BRIEF: Reproduce the records that follow in full, excluding any picture they contain.

SUPPLIED DATA:
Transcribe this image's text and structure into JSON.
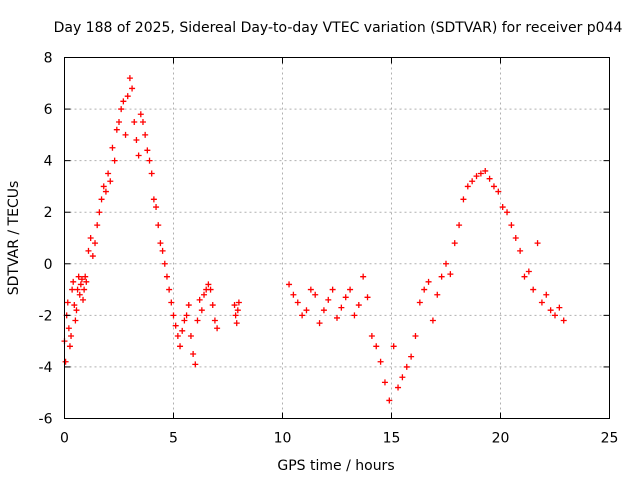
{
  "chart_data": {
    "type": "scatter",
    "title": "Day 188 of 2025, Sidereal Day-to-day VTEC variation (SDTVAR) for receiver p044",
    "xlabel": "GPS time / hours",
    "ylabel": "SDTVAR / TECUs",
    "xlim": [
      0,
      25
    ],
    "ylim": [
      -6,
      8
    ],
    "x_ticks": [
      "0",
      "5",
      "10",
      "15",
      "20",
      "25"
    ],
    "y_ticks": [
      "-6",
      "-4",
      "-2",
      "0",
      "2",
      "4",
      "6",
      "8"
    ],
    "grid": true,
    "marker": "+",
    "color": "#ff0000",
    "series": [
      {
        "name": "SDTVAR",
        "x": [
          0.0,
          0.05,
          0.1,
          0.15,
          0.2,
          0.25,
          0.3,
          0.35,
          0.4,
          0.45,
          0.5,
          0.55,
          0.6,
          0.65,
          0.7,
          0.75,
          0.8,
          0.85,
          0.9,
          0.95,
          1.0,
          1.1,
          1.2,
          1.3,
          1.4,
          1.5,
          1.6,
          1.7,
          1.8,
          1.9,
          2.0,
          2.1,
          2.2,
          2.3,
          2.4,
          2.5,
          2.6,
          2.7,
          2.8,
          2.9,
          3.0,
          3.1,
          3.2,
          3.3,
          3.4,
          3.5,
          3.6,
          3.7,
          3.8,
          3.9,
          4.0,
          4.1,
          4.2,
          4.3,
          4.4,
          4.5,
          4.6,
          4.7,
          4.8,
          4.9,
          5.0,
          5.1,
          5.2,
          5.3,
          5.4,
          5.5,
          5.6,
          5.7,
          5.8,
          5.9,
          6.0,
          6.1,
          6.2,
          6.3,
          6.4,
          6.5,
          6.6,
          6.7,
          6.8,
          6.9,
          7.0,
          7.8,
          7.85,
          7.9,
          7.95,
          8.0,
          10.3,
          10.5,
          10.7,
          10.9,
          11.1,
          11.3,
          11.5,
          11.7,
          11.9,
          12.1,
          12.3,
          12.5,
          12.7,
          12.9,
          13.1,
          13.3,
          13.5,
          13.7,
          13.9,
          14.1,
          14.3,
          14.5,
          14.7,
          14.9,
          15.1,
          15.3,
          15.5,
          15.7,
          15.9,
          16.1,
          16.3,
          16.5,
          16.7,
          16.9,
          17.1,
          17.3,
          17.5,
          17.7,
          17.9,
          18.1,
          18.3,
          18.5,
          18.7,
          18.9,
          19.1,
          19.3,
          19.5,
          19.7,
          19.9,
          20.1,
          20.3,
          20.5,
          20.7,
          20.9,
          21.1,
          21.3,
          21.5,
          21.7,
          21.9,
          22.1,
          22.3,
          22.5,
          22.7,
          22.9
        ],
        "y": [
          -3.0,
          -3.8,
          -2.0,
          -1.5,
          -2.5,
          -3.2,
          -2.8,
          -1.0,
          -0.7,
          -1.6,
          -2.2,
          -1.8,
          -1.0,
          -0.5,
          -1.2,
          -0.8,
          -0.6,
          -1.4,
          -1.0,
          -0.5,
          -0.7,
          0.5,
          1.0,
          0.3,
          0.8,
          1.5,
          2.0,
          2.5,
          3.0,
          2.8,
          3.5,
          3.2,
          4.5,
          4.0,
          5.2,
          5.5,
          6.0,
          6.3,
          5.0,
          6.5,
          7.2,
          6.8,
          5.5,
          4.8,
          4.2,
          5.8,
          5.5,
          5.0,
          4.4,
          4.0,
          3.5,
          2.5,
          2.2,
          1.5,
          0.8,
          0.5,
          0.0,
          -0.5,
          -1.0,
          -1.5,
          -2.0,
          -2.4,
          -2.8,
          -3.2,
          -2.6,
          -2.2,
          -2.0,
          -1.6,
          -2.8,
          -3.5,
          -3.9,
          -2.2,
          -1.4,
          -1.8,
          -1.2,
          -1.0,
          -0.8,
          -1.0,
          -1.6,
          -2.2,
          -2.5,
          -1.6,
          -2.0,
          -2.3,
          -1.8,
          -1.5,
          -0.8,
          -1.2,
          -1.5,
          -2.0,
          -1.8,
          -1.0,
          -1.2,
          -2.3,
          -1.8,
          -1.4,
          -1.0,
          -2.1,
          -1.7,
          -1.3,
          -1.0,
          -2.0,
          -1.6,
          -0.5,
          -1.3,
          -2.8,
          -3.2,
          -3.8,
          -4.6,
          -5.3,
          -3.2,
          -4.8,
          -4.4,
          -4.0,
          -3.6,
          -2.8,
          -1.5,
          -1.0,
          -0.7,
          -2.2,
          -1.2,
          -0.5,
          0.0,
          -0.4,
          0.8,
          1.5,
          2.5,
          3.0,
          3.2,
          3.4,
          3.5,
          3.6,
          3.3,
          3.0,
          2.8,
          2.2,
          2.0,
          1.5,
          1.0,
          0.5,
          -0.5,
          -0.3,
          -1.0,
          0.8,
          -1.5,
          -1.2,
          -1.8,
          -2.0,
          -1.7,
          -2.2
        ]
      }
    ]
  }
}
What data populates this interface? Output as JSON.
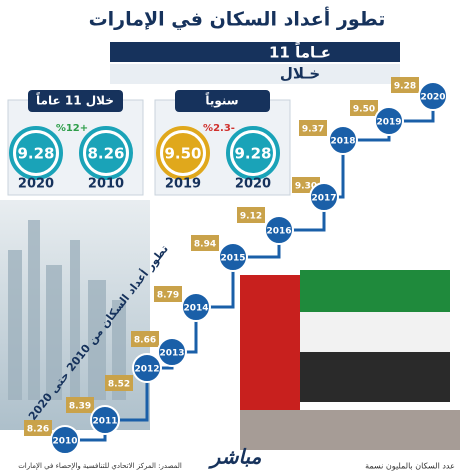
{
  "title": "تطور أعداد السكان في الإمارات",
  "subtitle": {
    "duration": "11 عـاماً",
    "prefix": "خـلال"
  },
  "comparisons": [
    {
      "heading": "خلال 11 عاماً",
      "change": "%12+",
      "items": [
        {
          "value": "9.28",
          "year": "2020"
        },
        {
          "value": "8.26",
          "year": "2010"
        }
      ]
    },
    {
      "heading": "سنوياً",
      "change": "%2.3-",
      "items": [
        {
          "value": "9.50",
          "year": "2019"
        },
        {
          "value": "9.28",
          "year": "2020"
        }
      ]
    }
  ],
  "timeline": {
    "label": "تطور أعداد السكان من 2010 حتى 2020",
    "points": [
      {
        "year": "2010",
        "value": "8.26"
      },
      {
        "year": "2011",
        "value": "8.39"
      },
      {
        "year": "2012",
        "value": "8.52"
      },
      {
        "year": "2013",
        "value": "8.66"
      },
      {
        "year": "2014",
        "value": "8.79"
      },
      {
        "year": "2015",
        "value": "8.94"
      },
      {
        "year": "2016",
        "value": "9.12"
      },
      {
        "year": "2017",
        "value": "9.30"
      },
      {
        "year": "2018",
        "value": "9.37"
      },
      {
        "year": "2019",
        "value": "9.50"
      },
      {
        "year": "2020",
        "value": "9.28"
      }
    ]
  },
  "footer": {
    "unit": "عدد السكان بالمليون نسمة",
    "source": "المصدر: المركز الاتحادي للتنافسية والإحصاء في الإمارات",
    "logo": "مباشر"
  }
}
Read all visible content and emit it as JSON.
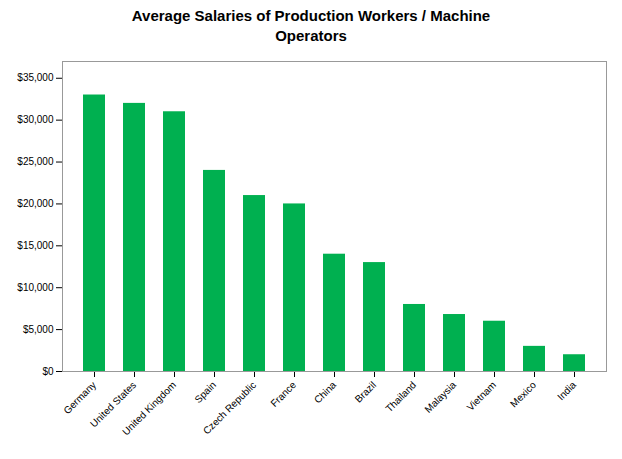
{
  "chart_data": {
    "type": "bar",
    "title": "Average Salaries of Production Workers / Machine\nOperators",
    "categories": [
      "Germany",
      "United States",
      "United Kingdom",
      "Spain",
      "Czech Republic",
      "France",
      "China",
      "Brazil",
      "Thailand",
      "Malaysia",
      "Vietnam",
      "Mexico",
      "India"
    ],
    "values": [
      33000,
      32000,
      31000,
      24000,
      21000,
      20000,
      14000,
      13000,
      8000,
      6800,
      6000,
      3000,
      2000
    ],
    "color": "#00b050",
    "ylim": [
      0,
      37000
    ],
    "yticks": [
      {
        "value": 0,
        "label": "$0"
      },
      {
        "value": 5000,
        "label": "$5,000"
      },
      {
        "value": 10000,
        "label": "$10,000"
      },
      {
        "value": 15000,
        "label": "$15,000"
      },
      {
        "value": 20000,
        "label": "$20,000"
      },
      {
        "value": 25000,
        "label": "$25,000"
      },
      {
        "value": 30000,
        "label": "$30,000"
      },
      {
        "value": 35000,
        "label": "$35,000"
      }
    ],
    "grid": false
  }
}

RESULT FOR THIS EXERCISE:
Transcribe this image's text and structure into JSON.
{
  "chart_data": {
    "type": "scatter",
    "title": "Day 188 of 2025, Sidereal Day-to-day VTEC variation (SDTVAR) for receiver p044",
    "xlabel": "GPS time / hours",
    "ylabel": "SDTVAR / TECUs",
    "xlim": [
      0,
      25
    ],
    "ylim": [
      -6,
      8
    ],
    "x_ticks": [
      "0",
      "5",
      "10",
      "15",
      "20",
      "25"
    ],
    "y_ticks": [
      "-6",
      "-4",
      "-2",
      "0",
      "2",
      "4",
      "6",
      "8"
    ],
    "grid": true,
    "marker": "+",
    "color": "#ff0000",
    "series": [
      {
        "name": "SDTVAR",
        "x": [
          0.0,
          0.05,
          0.1,
          0.15,
          0.2,
          0.25,
          0.3,
          0.35,
          0.4,
          0.45,
          0.5,
          0.55,
          0.6,
          0.65,
          0.7,
          0.75,
          0.8,
          0.85,
          0.9,
          0.95,
          1.0,
          1.1,
          1.2,
          1.3,
          1.4,
          1.5,
          1.6,
          1.7,
          1.8,
          1.9,
          2.0,
          2.1,
          2.2,
          2.3,
          2.4,
          2.5,
          2.6,
          2.7,
          2.8,
          2.9,
          3.0,
          3.1,
          3.2,
          3.3,
          3.4,
          3.5,
          3.6,
          3.7,
          3.8,
          3.9,
          4.0,
          4.1,
          4.2,
          4.3,
          4.4,
          4.5,
          4.6,
          4.7,
          4.8,
          4.9,
          5.0,
          5.1,
          5.2,
          5.3,
          5.4,
          5.5,
          5.6,
          5.7,
          5.8,
          5.9,
          6.0,
          6.1,
          6.2,
          6.3,
          6.4,
          6.5,
          6.6,
          6.7,
          6.8,
          6.9,
          7.0,
          7.8,
          7.85,
          7.9,
          7.95,
          8.0,
          10.3,
          10.5,
          10.7,
          10.9,
          11.1,
          11.3,
          11.5,
          11.7,
          11.9,
          12.1,
          12.3,
          12.5,
          12.7,
          12.9,
          13.1,
          13.3,
          13.5,
          13.7,
          13.9,
          14.1,
          14.3,
          14.5,
          14.7,
          14.9,
          15.1,
          15.3,
          15.5,
          15.7,
          15.9,
          16.1,
          16.3,
          16.5,
          16.7,
          16.9,
          17.1,
          17.3,
          17.5,
          17.7,
          17.9,
          18.1,
          18.3,
          18.5,
          18.7,
          18.9,
          19.1,
          19.3,
          19.5,
          19.7,
          19.9,
          20.1,
          20.3,
          20.5,
          20.7,
          20.9,
          21.1,
          21.3,
          21.5,
          21.7,
          21.9,
          22.1,
          22.3,
          22.5,
          22.7,
          22.9
        ],
        "y": [
          -3.0,
          -3.8,
          -2.0,
          -1.5,
          -2.5,
          -3.2,
          -2.8,
          -1.0,
          -0.7,
          -1.6,
          -2.2,
          -1.8,
          -1.0,
          -0.5,
          -1.2,
          -0.8,
          -0.6,
          -1.4,
          -1.0,
          -0.5,
          -0.7,
          0.5,
          1.0,
          0.3,
          0.8,
          1.5,
          2.0,
          2.5,
          3.0,
          2.8,
          3.5,
          3.2,
          4.5,
          4.0,
          5.2,
          5.5,
          6.0,
          6.3,
          5.0,
          6.5,
          7.2,
          6.8,
          5.5,
          4.8,
          4.2,
          5.8,
          5.5,
          5.0,
          4.4,
          4.0,
          3.5,
          2.5,
          2.2,
          1.5,
          0.8,
          0.5,
          0.0,
          -0.5,
          -1.0,
          -1.5,
          -2.0,
          -2.4,
          -2.8,
          -3.2,
          -2.6,
          -2.2,
          -2.0,
          -1.6,
          -2.8,
          -3.5,
          -3.9,
          -2.2,
          -1.4,
          -1.8,
          -1.2,
          -1.0,
          -0.8,
          -1.0,
          -1.6,
          -2.2,
          -2.5,
          -1.6,
          -2.0,
          -2.3,
          -1.8,
          -1.5,
          -0.8,
          -1.2,
          -1.5,
          -2.0,
          -1.8,
          -1.0,
          -1.2,
          -2.3,
          -1.8,
          -1.4,
          -1.0,
          -2.1,
          -1.7,
          -1.3,
          -1.0,
          -2.0,
          -1.6,
          -0.5,
          -1.3,
          -2.8,
          -3.2,
          -3.8,
          -4.6,
          -5.3,
          -3.2,
          -4.8,
          -4.4,
          -4.0,
          -3.6,
          -2.8,
          -1.5,
          -1.0,
          -0.7,
          -2.2,
          -1.2,
          -0.5,
          0.0,
          -0.4,
          0.8,
          1.5,
          2.5,
          3.0,
          3.2,
          3.4,
          3.5,
          3.6,
          3.3,
          3.0,
          2.8,
          2.2,
          2.0,
          1.5,
          1.0,
          0.5,
          -0.5,
          -0.3,
          -1.0,
          0.8,
          -1.5,
          -1.2,
          -1.8,
          -2.0,
          -1.7,
          -2.2
        ]
      }
    ]
  }
}
What data populates this interface? Output as JSON.
{
  "title": "تطور أعداد السكان في الإمارات",
  "subtitle": {
    "duration": "11 عـاماً",
    "prefix": "خـلال"
  },
  "comparisons": [
    {
      "heading": "خلال 11 عاماً",
      "change": "%12+",
      "items": [
        {
          "value": "9.28",
          "year": "2020"
        },
        {
          "value": "8.26",
          "year": "2010"
        }
      ]
    },
    {
      "heading": "سنوياً",
      "change": "%2.3-",
      "items": [
        {
          "value": "9.50",
          "year": "2019"
        },
        {
          "value": "9.28",
          "year": "2020"
        }
      ]
    }
  ],
  "timeline": {
    "label": "تطور أعداد السكان من 2010 حتى 2020",
    "points": [
      {
        "year": "2010",
        "value": "8.26"
      },
      {
        "year": "2011",
        "value": "8.39"
      },
      {
        "year": "2012",
        "value": "8.52"
      },
      {
        "year": "2013",
        "value": "8.66"
      },
      {
        "year": "2014",
        "value": "8.79"
      },
      {
        "year": "2015",
        "value": "8.94"
      },
      {
        "year": "2016",
        "value": "9.12"
      },
      {
        "year": "2017",
        "value": "9.30"
      },
      {
        "year": "2018",
        "value": "9.37"
      },
      {
        "year": "2019",
        "value": "9.50"
      },
      {
        "year": "2020",
        "value": "9.28"
      }
    ]
  },
  "footer": {
    "unit": "عدد السكان بالمليون نسمة",
    "source": "المصدر: المركز الاتحادي للتنافسية والإحصاء في الإمارات",
    "logo": "مباشر"
  }
}
Read all visible content and emit it as JSON.
{
  "chart_data": {
    "type": "bar",
    "title": "Average Salaries of Production Workers / Machine\nOperators",
    "categories": [
      "Germany",
      "United States",
      "United Kingdom",
      "Spain",
      "Czech Republic",
      "France",
      "China",
      "Brazil",
      "Thailand",
      "Malaysia",
      "Vietnam",
      "Mexico",
      "India"
    ],
    "values": [
      33000,
      32000,
      31000,
      24000,
      21000,
      20000,
      14000,
      13000,
      8000,
      6800,
      6000,
      3000,
      2000
    ],
    "color": "#00b050",
    "ylim": [
      0,
      37000
    ],
    "yticks": [
      {
        "value": 0,
        "label": "$0"
      },
      {
        "value": 5000,
        "label": "$5,000"
      },
      {
        "value": 10000,
        "label": "$10,000"
      },
      {
        "value": 15000,
        "label": "$15,000"
      },
      {
        "value": 20000,
        "label": "$20,000"
      },
      {
        "value": 25000,
        "label": "$25,000"
      },
      {
        "value": 30000,
        "label": "$30,000"
      },
      {
        "value": 35000,
        "label": "$35,000"
      }
    ],
    "grid": false
  }
}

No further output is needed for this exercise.